■ Given instruction
The material below should be written out in full and exactly; pictures stay out of the copy.

■ Data entries
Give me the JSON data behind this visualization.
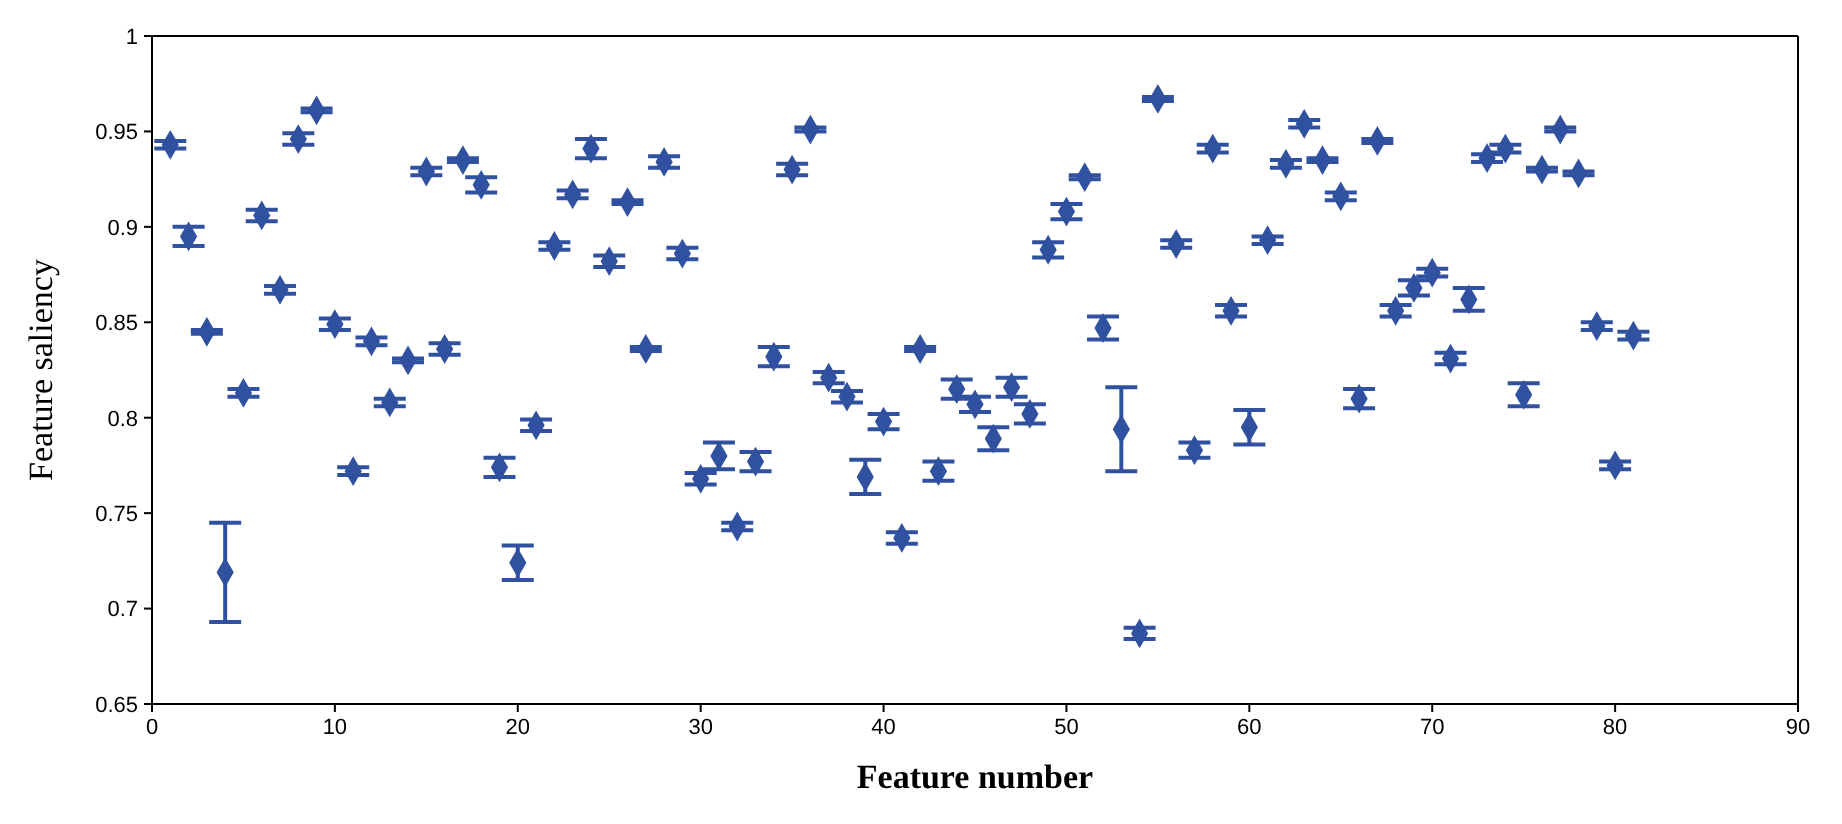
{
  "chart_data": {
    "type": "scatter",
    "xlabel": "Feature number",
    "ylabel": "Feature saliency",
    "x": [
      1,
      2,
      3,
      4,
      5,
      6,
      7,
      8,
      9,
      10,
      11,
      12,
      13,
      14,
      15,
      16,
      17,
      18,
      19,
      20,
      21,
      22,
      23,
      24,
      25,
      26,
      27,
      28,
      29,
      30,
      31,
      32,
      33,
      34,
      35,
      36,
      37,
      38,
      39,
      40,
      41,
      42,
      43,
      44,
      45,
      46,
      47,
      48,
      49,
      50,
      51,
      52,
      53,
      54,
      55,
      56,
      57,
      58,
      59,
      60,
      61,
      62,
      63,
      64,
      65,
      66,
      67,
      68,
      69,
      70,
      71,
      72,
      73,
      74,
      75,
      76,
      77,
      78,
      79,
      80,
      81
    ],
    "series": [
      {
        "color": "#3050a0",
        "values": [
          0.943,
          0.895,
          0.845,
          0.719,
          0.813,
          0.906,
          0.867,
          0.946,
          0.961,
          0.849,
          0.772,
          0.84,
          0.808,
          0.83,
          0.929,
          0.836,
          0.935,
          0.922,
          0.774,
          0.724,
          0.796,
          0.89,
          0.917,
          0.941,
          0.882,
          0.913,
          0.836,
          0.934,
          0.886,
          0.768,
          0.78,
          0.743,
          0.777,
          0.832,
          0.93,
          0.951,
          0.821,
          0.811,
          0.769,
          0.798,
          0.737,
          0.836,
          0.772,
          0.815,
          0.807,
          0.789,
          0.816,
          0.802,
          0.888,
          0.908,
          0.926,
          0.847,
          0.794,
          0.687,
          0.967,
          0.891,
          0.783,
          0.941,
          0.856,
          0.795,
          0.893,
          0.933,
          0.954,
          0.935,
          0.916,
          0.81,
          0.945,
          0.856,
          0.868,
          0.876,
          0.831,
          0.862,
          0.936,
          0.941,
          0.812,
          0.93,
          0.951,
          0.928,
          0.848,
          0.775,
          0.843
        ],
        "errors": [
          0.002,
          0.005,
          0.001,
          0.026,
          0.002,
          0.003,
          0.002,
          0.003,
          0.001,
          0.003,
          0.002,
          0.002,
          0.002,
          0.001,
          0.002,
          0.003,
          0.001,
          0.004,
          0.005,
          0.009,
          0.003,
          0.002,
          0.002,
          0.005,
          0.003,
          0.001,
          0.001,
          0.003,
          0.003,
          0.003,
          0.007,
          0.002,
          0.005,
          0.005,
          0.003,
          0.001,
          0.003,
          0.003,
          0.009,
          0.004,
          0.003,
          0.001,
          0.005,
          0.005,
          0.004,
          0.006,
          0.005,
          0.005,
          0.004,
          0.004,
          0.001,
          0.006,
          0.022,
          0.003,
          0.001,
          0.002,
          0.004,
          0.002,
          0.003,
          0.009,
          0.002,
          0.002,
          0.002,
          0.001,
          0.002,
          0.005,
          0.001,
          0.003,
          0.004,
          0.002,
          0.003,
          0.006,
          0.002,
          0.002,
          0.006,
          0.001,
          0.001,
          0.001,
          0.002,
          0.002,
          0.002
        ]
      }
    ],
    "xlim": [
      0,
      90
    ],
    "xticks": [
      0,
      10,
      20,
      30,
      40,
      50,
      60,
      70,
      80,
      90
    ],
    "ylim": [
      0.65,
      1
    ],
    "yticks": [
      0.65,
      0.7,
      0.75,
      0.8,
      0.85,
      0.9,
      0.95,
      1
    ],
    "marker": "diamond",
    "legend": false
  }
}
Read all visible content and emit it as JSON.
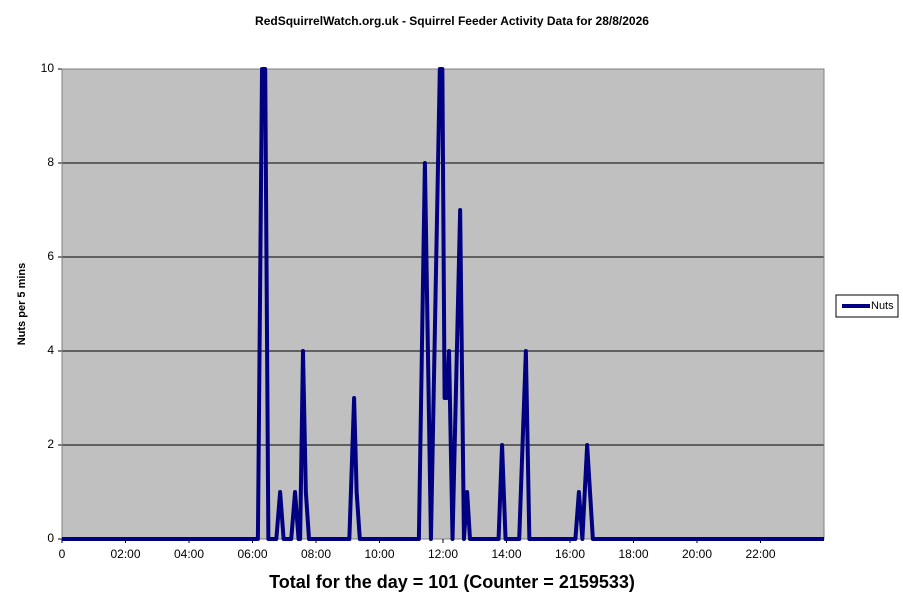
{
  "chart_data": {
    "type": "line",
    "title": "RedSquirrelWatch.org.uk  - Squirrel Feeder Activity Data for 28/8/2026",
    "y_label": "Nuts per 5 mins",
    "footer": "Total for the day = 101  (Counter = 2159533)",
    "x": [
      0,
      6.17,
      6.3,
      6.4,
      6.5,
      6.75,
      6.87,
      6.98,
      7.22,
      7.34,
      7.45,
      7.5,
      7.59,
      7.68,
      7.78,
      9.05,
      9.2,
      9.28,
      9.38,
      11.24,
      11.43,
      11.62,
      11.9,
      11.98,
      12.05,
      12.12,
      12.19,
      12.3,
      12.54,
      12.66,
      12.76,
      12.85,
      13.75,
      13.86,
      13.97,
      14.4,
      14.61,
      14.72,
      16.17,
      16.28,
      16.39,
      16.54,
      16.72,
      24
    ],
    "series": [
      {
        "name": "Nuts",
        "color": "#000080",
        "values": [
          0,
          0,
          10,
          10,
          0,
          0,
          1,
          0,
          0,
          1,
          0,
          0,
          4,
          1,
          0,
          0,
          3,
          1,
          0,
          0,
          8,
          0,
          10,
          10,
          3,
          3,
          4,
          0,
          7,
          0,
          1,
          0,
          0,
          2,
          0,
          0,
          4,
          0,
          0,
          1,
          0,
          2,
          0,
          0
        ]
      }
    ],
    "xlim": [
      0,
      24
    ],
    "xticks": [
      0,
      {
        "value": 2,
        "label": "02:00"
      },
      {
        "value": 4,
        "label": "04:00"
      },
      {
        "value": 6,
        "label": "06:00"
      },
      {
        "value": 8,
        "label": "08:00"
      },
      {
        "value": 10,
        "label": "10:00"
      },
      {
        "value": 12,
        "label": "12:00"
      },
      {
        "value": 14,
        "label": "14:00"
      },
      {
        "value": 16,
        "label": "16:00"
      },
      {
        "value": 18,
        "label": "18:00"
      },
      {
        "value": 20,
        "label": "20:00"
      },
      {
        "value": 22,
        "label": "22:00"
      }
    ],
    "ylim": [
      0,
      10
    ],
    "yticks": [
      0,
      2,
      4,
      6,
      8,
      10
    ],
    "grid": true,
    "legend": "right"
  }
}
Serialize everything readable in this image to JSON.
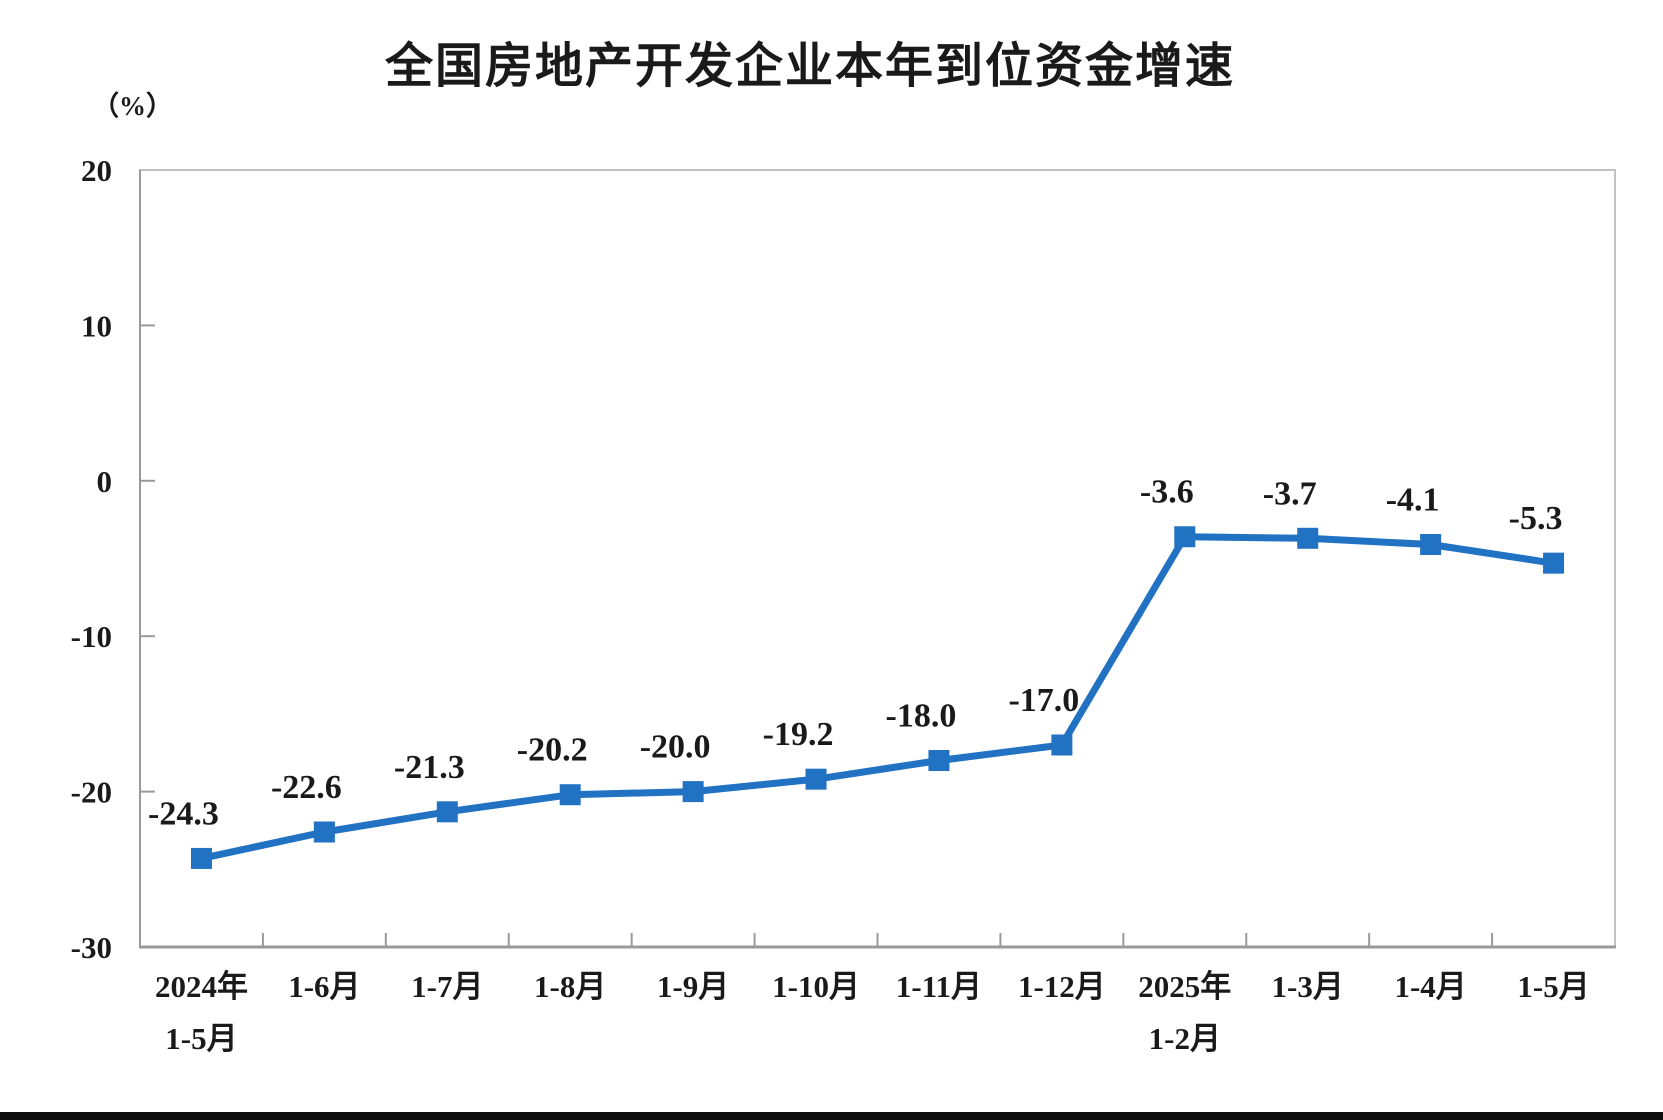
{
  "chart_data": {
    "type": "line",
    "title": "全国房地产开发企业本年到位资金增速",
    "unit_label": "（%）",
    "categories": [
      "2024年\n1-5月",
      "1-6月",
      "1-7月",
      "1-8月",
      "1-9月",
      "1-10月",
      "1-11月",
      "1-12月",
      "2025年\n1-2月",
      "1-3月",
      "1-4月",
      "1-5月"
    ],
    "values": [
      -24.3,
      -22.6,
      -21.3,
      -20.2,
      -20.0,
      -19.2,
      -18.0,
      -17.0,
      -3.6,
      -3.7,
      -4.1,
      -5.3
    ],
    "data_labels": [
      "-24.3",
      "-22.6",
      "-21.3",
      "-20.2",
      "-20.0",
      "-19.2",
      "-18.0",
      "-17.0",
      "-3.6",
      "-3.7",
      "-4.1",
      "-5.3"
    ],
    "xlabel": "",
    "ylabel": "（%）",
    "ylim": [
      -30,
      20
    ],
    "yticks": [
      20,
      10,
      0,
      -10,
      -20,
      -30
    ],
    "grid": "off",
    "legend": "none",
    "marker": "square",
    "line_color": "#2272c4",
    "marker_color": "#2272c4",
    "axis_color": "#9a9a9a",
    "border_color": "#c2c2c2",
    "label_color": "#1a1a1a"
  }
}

■ Written solution
Give me the JSON data behind this visualization.
{
  "chart_data": {
    "type": "scatter",
    "xlabel": "Feature number",
    "ylabel": "Feature saliency",
    "x": [
      1,
      2,
      3,
      4,
      5,
      6,
      7,
      8,
      9,
      10,
      11,
      12,
      13,
      14,
      15,
      16,
      17,
      18,
      19,
      20,
      21,
      22,
      23,
      24,
      25,
      26,
      27,
      28,
      29,
      30,
      31,
      32,
      33,
      34,
      35,
      36,
      37,
      38,
      39,
      40,
      41,
      42,
      43,
      44,
      45,
      46,
      47,
      48,
      49,
      50,
      51,
      52,
      53,
      54,
      55,
      56,
      57,
      58,
      59,
      60,
      61,
      62,
      63,
      64,
      65,
      66,
      67,
      68,
      69,
      70,
      71,
      72,
      73,
      74,
      75,
      76,
      77,
      78,
      79,
      80,
      81
    ],
    "series": [
      {
        "color": "#3050a0",
        "values": [
          0.943,
          0.895,
          0.845,
          0.719,
          0.813,
          0.906,
          0.867,
          0.946,
          0.961,
          0.849,
          0.772,
          0.84,
          0.808,
          0.83,
          0.929,
          0.836,
          0.935,
          0.922,
          0.774,
          0.724,
          0.796,
          0.89,
          0.917,
          0.941,
          0.882,
          0.913,
          0.836,
          0.934,
          0.886,
          0.768,
          0.78,
          0.743,
          0.777,
          0.832,
          0.93,
          0.951,
          0.821,
          0.811,
          0.769,
          0.798,
          0.737,
          0.836,
          0.772,
          0.815,
          0.807,
          0.789,
          0.816,
          0.802,
          0.888,
          0.908,
          0.926,
          0.847,
          0.794,
          0.687,
          0.967,
          0.891,
          0.783,
          0.941,
          0.856,
          0.795,
          0.893,
          0.933,
          0.954,
          0.935,
          0.916,
          0.81,
          0.945,
          0.856,
          0.868,
          0.876,
          0.831,
          0.862,
          0.936,
          0.941,
          0.812,
          0.93,
          0.951,
          0.928,
          0.848,
          0.775,
          0.843
        ],
        "errors": [
          0.002,
          0.005,
          0.001,
          0.026,
          0.002,
          0.003,
          0.002,
          0.003,
          0.001,
          0.003,
          0.002,
          0.002,
          0.002,
          0.001,
          0.002,
          0.003,
          0.001,
          0.004,
          0.005,
          0.009,
          0.003,
          0.002,
          0.002,
          0.005,
          0.003,
          0.001,
          0.001,
          0.003,
          0.003,
          0.003,
          0.007,
          0.002,
          0.005,
          0.005,
          0.003,
          0.001,
          0.003,
          0.003,
          0.009,
          0.004,
          0.003,
          0.001,
          0.005,
          0.005,
          0.004,
          0.006,
          0.005,
          0.005,
          0.004,
          0.004,
          0.001,
          0.006,
          0.022,
          0.003,
          0.001,
          0.002,
          0.004,
          0.002,
          0.003,
          0.009,
          0.002,
          0.002,
          0.002,
          0.001,
          0.002,
          0.005,
          0.001,
          0.003,
          0.004,
          0.002,
          0.003,
          0.006,
          0.002,
          0.002,
          0.006,
          0.001,
          0.001,
          0.001,
          0.002,
          0.002,
          0.002
        ]
      }
    ],
    "xlim": [
      0,
      90
    ],
    "xticks": [
      0,
      10,
      20,
      30,
      40,
      50,
      60,
      70,
      80,
      90
    ],
    "ylim": [
      0.65,
      1
    ],
    "yticks": [
      0.65,
      0.7,
      0.75,
      0.8,
      0.85,
      0.9,
      0.95,
      1
    ],
    "marker": "diamond",
    "legend": false
  }
}
Read all visible content and emit it as JSON.
{
  "chart_data": {
    "type": "line",
    "title": "RedSquirrelWatch.org.uk  - Squirrel Feeder Activity Data for 28/8/2026",
    "y_label": "Nuts per 5 mins",
    "footer": "Total for the day = 101  (Counter = 2159533)",
    "x": [
      0,
      6.17,
      6.3,
      6.4,
      6.5,
      6.75,
      6.87,
      6.98,
      7.22,
      7.34,
      7.45,
      7.5,
      7.59,
      7.68,
      7.78,
      9.05,
      9.2,
      9.28,
      9.38,
      11.24,
      11.43,
      11.62,
      11.9,
      11.98,
      12.05,
      12.12,
      12.19,
      12.3,
      12.54,
      12.66,
      12.76,
      12.85,
      13.75,
      13.86,
      13.97,
      14.4,
      14.61,
      14.72,
      16.17,
      16.28,
      16.39,
      16.54,
      16.72,
      24
    ],
    "series": [
      {
        "name": "Nuts",
        "color": "#000080",
        "values": [
          0,
          0,
          10,
          10,
          0,
          0,
          1,
          0,
          0,
          1,
          0,
          0,
          4,
          1,
          0,
          0,
          3,
          1,
          0,
          0,
          8,
          0,
          10,
          10,
          3,
          3,
          4,
          0,
          7,
          0,
          1,
          0,
          0,
          2,
          0,
          0,
          4,
          0,
          0,
          1,
          0,
          2,
          0,
          0
        ]
      }
    ],
    "xlim": [
      0,
      24
    ],
    "xticks": [
      0,
      {
        "value": 2,
        "label": "02:00"
      },
      {
        "value": 4,
        "label": "04:00"
      },
      {
        "value": 6,
        "label": "06:00"
      },
      {
        "value": 8,
        "label": "08:00"
      },
      {
        "value": 10,
        "label": "10:00"
      },
      {
        "value": 12,
        "label": "12:00"
      },
      {
        "value": 14,
        "label": "14:00"
      },
      {
        "value": 16,
        "label": "16:00"
      },
      {
        "value": 18,
        "label": "18:00"
      },
      {
        "value": 20,
        "label": "20:00"
      },
      {
        "value": 22,
        "label": "22:00"
      }
    ],
    "ylim": [
      0,
      10
    ],
    "yticks": [
      0,
      2,
      4,
      6,
      8,
      10
    ],
    "grid": true,
    "legend": "right"
  }
}
Serialize everything readable in this image to JSON.
{
  "chart_data": {
    "type": "line",
    "title": "全国房地产开发企业本年到位资金增速",
    "unit_label": "（%）",
    "categories": [
      "2024年\n1-5月",
      "1-6月",
      "1-7月",
      "1-8月",
      "1-9月",
      "1-10月",
      "1-11月",
      "1-12月",
      "2025年\n1-2月",
      "1-3月",
      "1-4月",
      "1-5月"
    ],
    "values": [
      -24.3,
      -22.6,
      -21.3,
      -20.2,
      -20.0,
      -19.2,
      -18.0,
      -17.0,
      -3.6,
      -3.7,
      -4.1,
      -5.3
    ],
    "data_labels": [
      "-24.3",
      "-22.6",
      "-21.3",
      "-20.2",
      "-20.0",
      "-19.2",
      "-18.0",
      "-17.0",
      "-3.6",
      "-3.7",
      "-4.1",
      "-5.3"
    ],
    "xlabel": "",
    "ylabel": "（%）",
    "ylim": [
      -30,
      20
    ],
    "yticks": [
      20,
      10,
      0,
      -10,
      -20,
      -30
    ],
    "grid": "off",
    "legend": "none",
    "marker": "square",
    "line_color": "#2272c4",
    "marker_color": "#2272c4",
    "axis_color": "#9a9a9a",
    "border_color": "#c2c2c2",
    "label_color": "#1a1a1a"
  }
}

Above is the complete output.